=== DATASET ENTRIES ===

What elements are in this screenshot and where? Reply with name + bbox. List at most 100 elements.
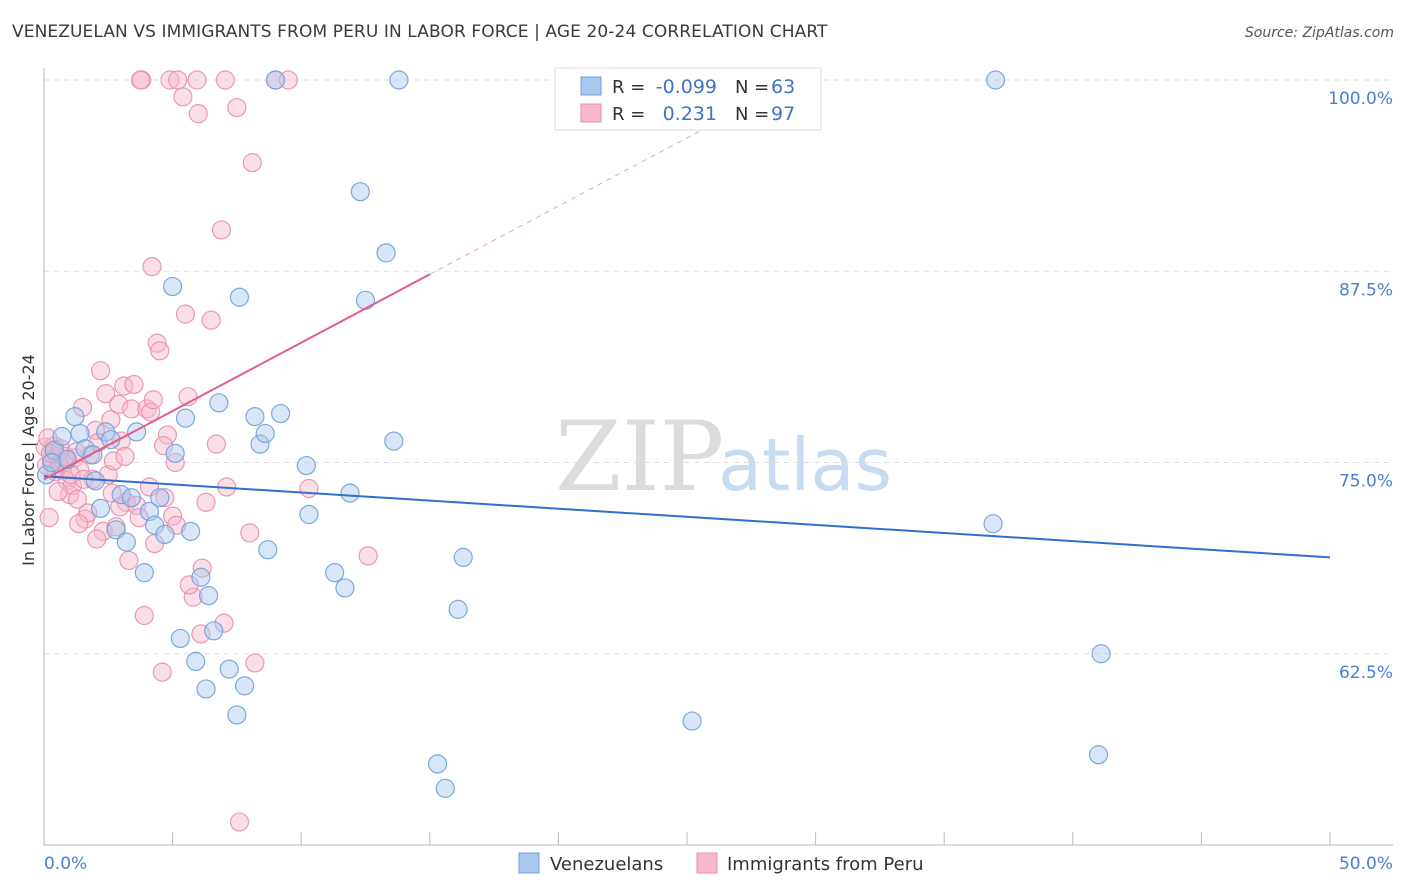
point-peru <box>240 523 260 543</box>
point-venezuelans <box>204 621 224 641</box>
point-venezuelans <box>235 676 255 696</box>
point-peru <box>130 70 151 90</box>
point-peru <box>175 304 196 324</box>
legend-r-value-blue: -0.099 <box>656 76 717 98</box>
point-peru <box>103 451 124 471</box>
legend-swatch-blue <box>580 76 602 96</box>
series-venezuelans-points <box>36 70 1111 798</box>
legend-r-label-pink: R = <box>612 104 645 125</box>
point-peru <box>160 70 180 90</box>
point-peru <box>179 575 199 595</box>
point-venezuelans <box>340 483 360 503</box>
point-venezuelans <box>1091 644 1111 664</box>
point-venezuelans <box>271 403 291 424</box>
source-label: Source: ZipAtlas.com <box>1244 25 1394 41</box>
point-peru <box>168 70 188 90</box>
point-peru <box>121 399 142 419</box>
point-peru <box>90 361 111 381</box>
point-venezuelans <box>448 599 468 619</box>
point-venezuelans <box>83 445 103 465</box>
point-peru <box>69 514 89 534</box>
point-peru <box>114 376 134 396</box>
bottom-legend-label-peru: Immigrants from Peru <box>727 854 924 875</box>
y-axis-label: In Labor Force | Age 20-24 <box>19 354 38 566</box>
point-venezuelans <box>186 651 206 672</box>
point-peru <box>201 310 221 330</box>
point-peru <box>173 87 193 107</box>
point-peru <box>38 428 58 448</box>
trendline-venezuelans <box>43 475 1331 559</box>
point-venezuelans <box>191 567 211 587</box>
point-peru <box>157 425 178 445</box>
watermark-zip: ZIP <box>555 401 724 513</box>
point-peru <box>67 489 88 509</box>
point-peru <box>187 70 207 90</box>
trend-lines <box>43 110 1331 559</box>
point-venezuelans <box>986 70 1006 90</box>
legend-r-value-pink: 0.231 <box>663 103 717 125</box>
legend-n-label-pink: N = <box>735 104 769 125</box>
trendline-peru-extension <box>429 110 739 275</box>
point-venezuelans <box>355 290 376 310</box>
point-peru <box>129 507 149 528</box>
point-venezuelans <box>181 521 201 541</box>
point-venezuelans <box>245 407 265 427</box>
point-venezuelans <box>427 754 448 774</box>
y-tick-label: 100.0% <box>1328 89 1393 109</box>
y-tick-label: 87.5% <box>1339 280 1393 300</box>
point-venezuelans <box>134 563 154 583</box>
point-venezuelans <box>384 431 404 451</box>
point-venezuelans <box>435 778 455 798</box>
point-peru <box>152 662 172 682</box>
point-venezuelans <box>155 524 175 545</box>
point-peru <box>153 436 174 456</box>
x-tick-label-max: 50.0% <box>1339 854 1393 874</box>
point-peru <box>196 492 216 512</box>
point-peru <box>96 384 116 404</box>
point-venezuelans <box>682 711 702 731</box>
point-peru <box>155 488 175 508</box>
point-venezuelans <box>90 498 111 518</box>
legend-n-value-pink: 97 <box>771 103 795 125</box>
point-venezuelans <box>250 434 270 454</box>
point-peru <box>229 812 250 832</box>
point-peru <box>211 220 232 240</box>
point-venezuelans <box>376 243 396 263</box>
legend-n-label-blue: N = <box>735 77 769 98</box>
point-venezuelans <box>116 532 136 552</box>
legend-swatch-pink <box>580 103 602 123</box>
point-peru <box>147 333 167 353</box>
y-tick-labels: 100.0% 87.5% 75.0% 62.5% <box>1328 89 1393 683</box>
y-tick-label: 62.5% <box>1339 663 1393 683</box>
point-peru <box>206 434 226 454</box>
point-peru <box>245 653 265 673</box>
point-peru <box>150 341 170 361</box>
point-venezuelans <box>983 514 1003 534</box>
point-peru <box>134 605 154 626</box>
point-venezuelans <box>150 488 170 508</box>
point-peru <box>227 97 247 118</box>
point-venezuelans <box>121 488 142 508</box>
bottom-legend-swatch-pink <box>696 852 718 874</box>
point-venezuelans <box>350 182 370 202</box>
point-venezuelans <box>199 586 219 606</box>
point-venezuelans <box>57 449 77 470</box>
point-peru <box>48 481 68 502</box>
point-venezuelans <box>1088 745 1109 765</box>
point-peru <box>141 402 161 422</box>
point-venezuelans <box>65 407 85 427</box>
point-venezuelans <box>165 443 185 463</box>
bottom-legend-swatch-blue <box>518 852 540 874</box>
point-peru <box>124 374 144 395</box>
point-peru <box>115 446 135 466</box>
point-venezuelans <box>258 540 278 560</box>
legend-n-value-blue: 63 <box>771 76 795 98</box>
point-peru <box>183 587 203 607</box>
point-venezuelans <box>36 465 57 485</box>
point-peru <box>215 70 235 90</box>
point-venezuelans <box>52 426 72 447</box>
trendline-peru <box>43 273 431 481</box>
point-venezuelans <box>163 276 183 297</box>
point-venezuelans <box>106 520 126 540</box>
point-peru <box>108 394 129 414</box>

===

WRITTEN TASK |
Copy the data above line for line, leaving out the picture.

SOLUTION FOR THIS EXERCISE |
What elements are in this screenshot and where? Reply with name + bbox. List at most 100 elements.
point-peru <box>240 523 260 543</box>
point-venezuelans <box>204 621 224 641</box>
point-venezuelans <box>235 676 255 696</box>
point-peru <box>130 70 151 90</box>
point-peru <box>175 304 196 324</box>
legend-r-value-blue: -0.099 <box>656 76 717 98</box>
point-peru <box>103 451 124 471</box>
legend-swatch-blue <box>580 76 602 96</box>
series-venezuelans-points <box>36 70 1111 798</box>
legend-r-label-pink: R = <box>612 104 645 125</box>
point-peru <box>160 70 180 90</box>
point-peru <box>179 575 199 595</box>
point-venezuelans <box>340 483 360 503</box>
point-venezuelans <box>1091 644 1111 664</box>
point-venezuelans <box>271 403 291 424</box>
source-label: Source: ZipAtlas.com <box>1244 25 1394 41</box>
point-peru <box>168 70 188 90</box>
point-peru <box>121 399 142 419</box>
point-peru <box>90 361 111 381</box>
point-venezuelans <box>448 599 468 619</box>
point-venezuelans <box>83 445 103 465</box>
point-peru <box>69 514 89 534</box>
point-peru <box>114 376 134 396</box>
bottom-legend-label-peru: Immigrants from Peru <box>727 854 924 875</box>
y-axis-label: In Labor Force | Age 20-24 <box>19 354 38 566</box>
point-venezuelans <box>186 651 206 672</box>
point-peru <box>201 310 221 330</box>
point-peru <box>173 87 193 107</box>
point-peru <box>38 428 58 448</box>
trendline-venezuelans <box>43 475 1331 559</box>
point-venezuelans <box>191 567 211 587</box>
point-peru <box>157 425 178 445</box>
watermark-zip: ZIP <box>555 401 724 513</box>
point-peru <box>67 489 88 509</box>
point-peru <box>187 70 207 90</box>
trend-lines <box>43 110 1331 559</box>
point-venezuelans <box>986 70 1006 90</box>
legend-r-value-pink: 0.231 <box>663 103 717 125</box>
legend-n-label-pink: N = <box>735 104 769 125</box>
trendline-peru-extension <box>429 110 739 275</box>
point-venezuelans <box>355 290 376 310</box>
point-peru <box>129 507 149 528</box>
point-venezuelans <box>181 521 201 541</box>
point-venezuelans <box>245 407 265 427</box>
point-venezuelans <box>427 754 448 774</box>
y-tick-label: 100.0% <box>1328 89 1393 109</box>
y-tick-label: 87.5% <box>1339 280 1393 300</box>
point-venezuelans <box>134 563 154 583</box>
point-venezuelans <box>384 431 404 451</box>
point-venezuelans <box>435 778 455 798</box>
point-peru <box>152 662 172 682</box>
point-venezuelans <box>155 524 175 545</box>
point-peru <box>153 436 174 456</box>
x-tick-label-max: 50.0% <box>1339 854 1393 874</box>
point-peru <box>196 492 216 512</box>
point-peru <box>96 384 116 404</box>
point-venezuelans <box>682 711 702 731</box>
point-peru <box>155 488 175 508</box>
point-venezuelans <box>90 498 111 518</box>
legend-n-value-pink: 97 <box>771 103 795 125</box>
point-venezuelans <box>250 434 270 454</box>
point-peru <box>229 812 250 832</box>
point-peru <box>211 220 232 240</box>
point-venezuelans <box>376 243 396 263</box>
legend-n-label-blue: N = <box>735 77 769 98</box>
point-venezuelans <box>116 532 136 552</box>
legend-swatch-pink <box>580 103 602 123</box>
point-peru <box>147 333 167 353</box>
y-tick-labels: 100.0% 87.5% 75.0% 62.5% <box>1328 89 1393 683</box>
y-tick-label: 62.5% <box>1339 663 1393 683</box>
point-peru <box>206 434 226 454</box>
point-peru <box>245 653 265 673</box>
point-peru <box>150 341 170 361</box>
point-venezuelans <box>983 514 1003 534</box>
point-peru <box>134 605 154 626</box>
point-venezuelans <box>150 488 170 508</box>
point-peru <box>227 97 247 118</box>
point-venezuelans <box>121 488 142 508</box>
bottom-legend-swatch-pink <box>696 852 718 874</box>
point-venezuelans <box>350 182 370 202</box>
point-venezuelans <box>199 586 219 606</box>
point-venezuelans <box>57 449 77 470</box>
point-peru <box>48 481 68 502</box>
point-venezuelans <box>1088 745 1109 765</box>
point-peru <box>141 402 161 422</box>
point-venezuelans <box>65 407 85 427</box>
point-venezuelans <box>165 443 185 463</box>
bottom-legend-swatch-blue <box>518 852 540 874</box>
point-peru <box>124 374 144 395</box>
point-peru <box>115 446 135 466</box>
point-venezuelans <box>258 540 278 560</box>
legend-n-value-blue: 63 <box>771 76 795 98</box>
point-peru <box>183 587 203 607</box>
point-venezuelans <box>36 465 57 485</box>
point-peru <box>215 70 235 90</box>
point-venezuelans <box>52 426 72 447</box>
trendline-peru <box>43 273 431 481</box>
point-venezuelans <box>163 276 183 297</box>
point-venezuelans <box>106 520 126 540</box>
point-peru <box>108 394 129 414</box>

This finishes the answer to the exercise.